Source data
---------------
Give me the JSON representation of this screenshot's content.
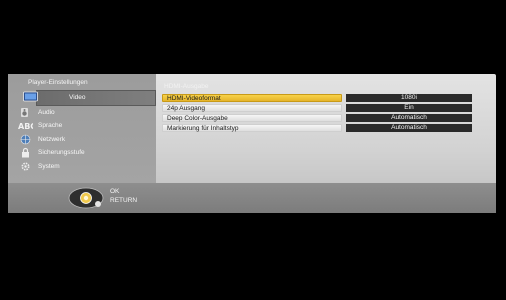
{
  "sidebar": {
    "title": "Player-Einstellungen",
    "items": [
      {
        "label": "Video",
        "icon": "video-icon"
      },
      {
        "label": "Audio",
        "icon": "audio-icon"
      },
      {
        "label": "Sprache",
        "icon": "language-icon"
      },
      {
        "label": "Netzwerk",
        "icon": "network-icon"
      },
      {
        "label": "Sicherungsstufe",
        "icon": "lock-icon"
      },
      {
        "label": "System",
        "icon": "system-icon"
      }
    ],
    "active": "Video"
  },
  "main": {
    "header": "HDMI-Ausgabe",
    "settings": [
      {
        "label": "HDMI-Videoformat",
        "value": "1080i"
      },
      {
        "label": "24p Ausgang",
        "value": "Ein"
      },
      {
        "label": "Deep Color-Ausgabe",
        "value": "Automatisch"
      },
      {
        "label": "Markierung für Inhaltstyp",
        "value": "Automatisch"
      }
    ]
  },
  "footer": {
    "ok_label": "OK",
    "return_label": "RETURN"
  },
  "colors": {
    "selected_row": "#f2c73a",
    "value_box": "#2a2a2a",
    "panel": "#d8d8d8"
  }
}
---------------
## Problem description
Each line in the data that holds the string "Ausgabe" should be found and copied.

## Written response
    "header": "HDMI-Ausgabe",
        "label": "Deep Color-Ausgabe",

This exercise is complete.